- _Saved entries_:
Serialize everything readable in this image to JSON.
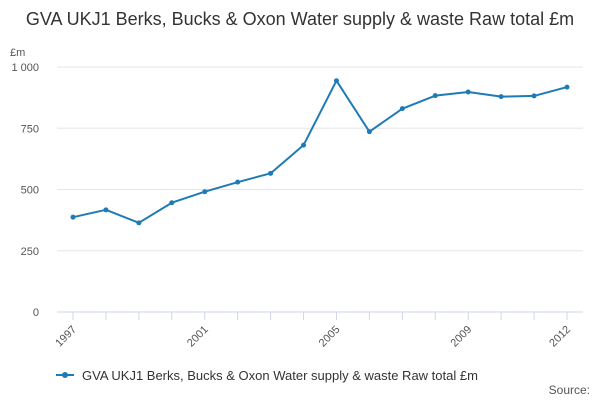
{
  "title": "GVA UKJ1 Berks, Bucks & Oxon Water supply & waste Raw total £m",
  "source_label": "Source:",
  "colors": {
    "series": "#1f7bb6",
    "grid": "#e6e6e6",
    "axis": "#ccd6eb"
  },
  "chart_data": {
    "type": "line",
    "title": "GVA UKJ1 Berks, Bucks & Oxon Water supply & waste Raw total £m",
    "ylabel": "£m",
    "xlabel": "",
    "ylim": [
      0,
      1000
    ],
    "yticks": [
      0,
      250,
      500,
      750,
      1000
    ],
    "ytick_labels": [
      "0",
      "250",
      "500",
      "750",
      "1 000"
    ],
    "xtick_labels": [
      "1997",
      "2001",
      "2005",
      "2009",
      "2012"
    ],
    "x": [
      1997,
      1998,
      1999,
      2000,
      2001,
      2002,
      2003,
      2004,
      2005,
      2006,
      2007,
      2008,
      2009,
      2010,
      2011,
      2012
    ],
    "grid": true,
    "legend_position": "bottom-left",
    "series": [
      {
        "name": "GVA UKJ1 Berks, Bucks & Oxon Water supply & waste Raw total £m",
        "values": [
          387,
          417,
          364,
          446,
          491,
          530,
          566,
          681,
          944,
          736,
          830,
          883,
          898,
          879,
          882,
          918
        ]
      }
    ]
  }
}
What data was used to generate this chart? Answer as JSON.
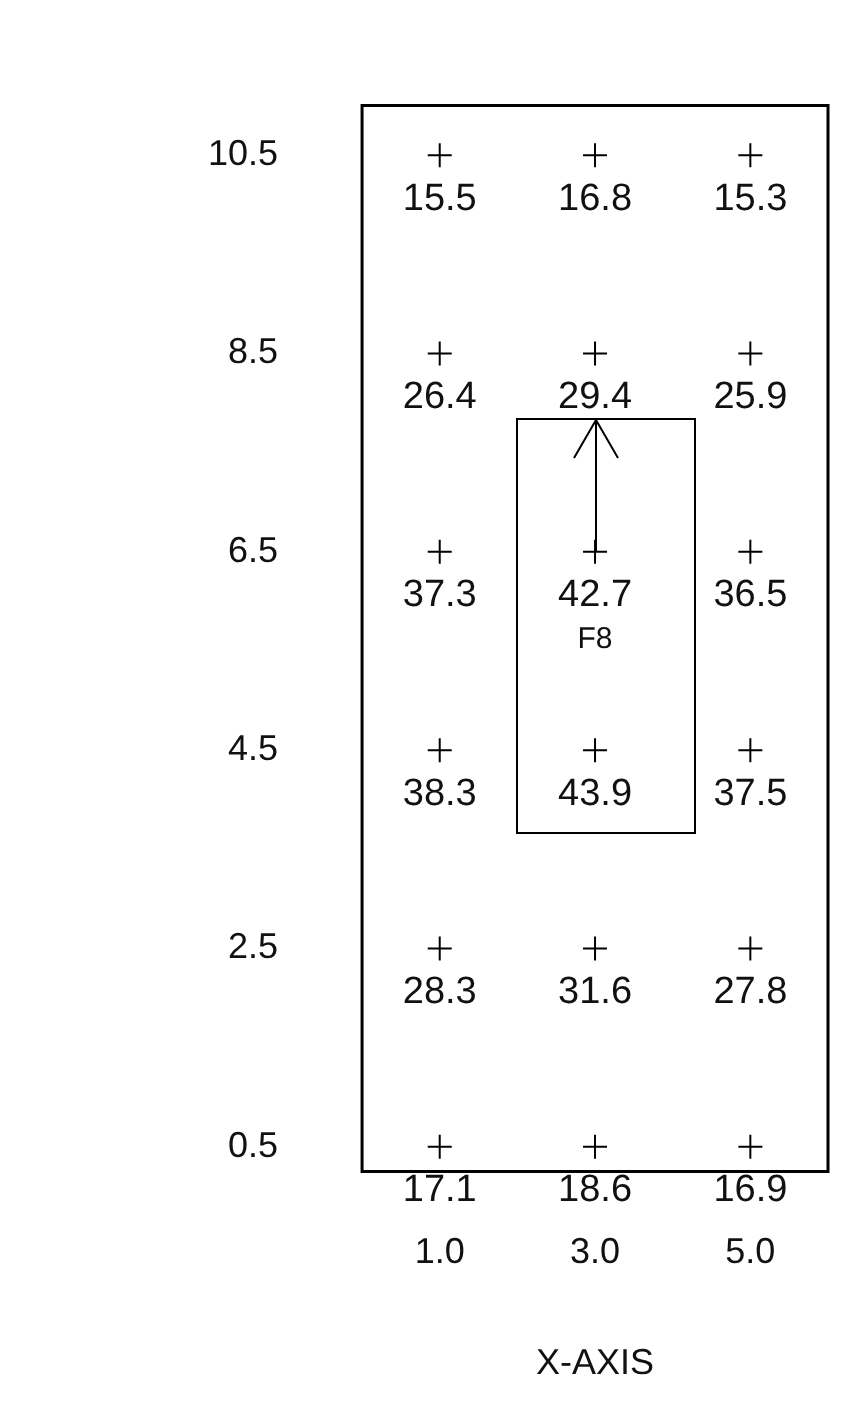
{
  "chart_data": {
    "type": "scatter",
    "marker": "cross",
    "color": "#000000",
    "x": [
      1,
      3,
      5,
      1,
      3,
      5,
      1,
      3,
      5,
      1,
      3,
      5,
      1,
      3,
      5,
      1,
      3,
      5
    ],
    "values": [
      10.5,
      10.5,
      10.5,
      8.5,
      8.5,
      8.5,
      6.5,
      6.5,
      6.5,
      4.5,
      4.5,
      4.5,
      2.5,
      2.5,
      2.5,
      0.5,
      0.5,
      0.5
    ],
    "xlim": [
      0,
      6
    ],
    "xticks": [
      {
        "value": 1,
        "label": "1.0"
      },
      {
        "value": 3,
        "label": "3.0"
      },
      {
        "value": 5,
        "label": "5.0"
      }
    ],
    "ylim": [
      0.25,
      11
    ],
    "yticks": [
      0.5,
      2.5,
      4.5,
      6.5,
      8.5,
      10.5
    ],
    "xlabel": "X-AXIS",
    "annotations": [
      {
        "text": "15.5",
        "x": 1,
        "y": 10.5
      },
      {
        "text": "16.8",
        "x": 3,
        "y": 10.5
      },
      {
        "text": "15.3",
        "x": 5,
        "y": 10.5
      },
      {
        "text": "26.4",
        "x": 1,
        "y": 8.5
      },
      {
        "text": "29.4",
        "x": 3,
        "y": 8.5
      },
      {
        "text": "25.9",
        "x": 5,
        "y": 8.5
      },
      {
        "text": "37.3",
        "x": 1,
        "y": 6.5
      },
      {
        "text": "42.7",
        "x": 3,
        "y": 6.5
      },
      {
        "text": "36.5",
        "x": 5,
        "y": 6.5
      },
      {
        "text": "38.3",
        "x": 1,
        "y": 4.5
      },
      {
        "text": "43.9",
        "x": 3,
        "y": 4.5
      },
      {
        "text": "37.5",
        "x": 5,
        "y": 4.5
      },
      {
        "text": "28.3",
        "x": 1,
        "y": 2.5
      },
      {
        "text": "31.6",
        "x": 3,
        "y": 2.5
      },
      {
        "text": "27.8",
        "x": 5,
        "y": 2.5
      },
      {
        "text": "17.1",
        "x": 1,
        "y": 0.5
      },
      {
        "text": "18.6",
        "x": 3,
        "y": 0.5
      },
      {
        "text": "16.9",
        "x": 5,
        "y": 0.5
      },
      {
        "text": "F8",
        "x": 3,
        "y": 6.5
      }
    ]
  }
}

- _WHAT YOU SHOULD DO_: Pick each line holding the word "Berks" out of the listing.

- _FULL OUTPUT_:
  "title": "GVA UKJ1 Berks, Bucks & Oxon Water supply & waste Raw total £m",
    "title": "GVA UKJ1 Berks, Bucks & Oxon Water supply & waste Raw total £m",
        "name": "GVA UKJ1 Berks, Bucks & Oxon Water supply & waste Raw total £m",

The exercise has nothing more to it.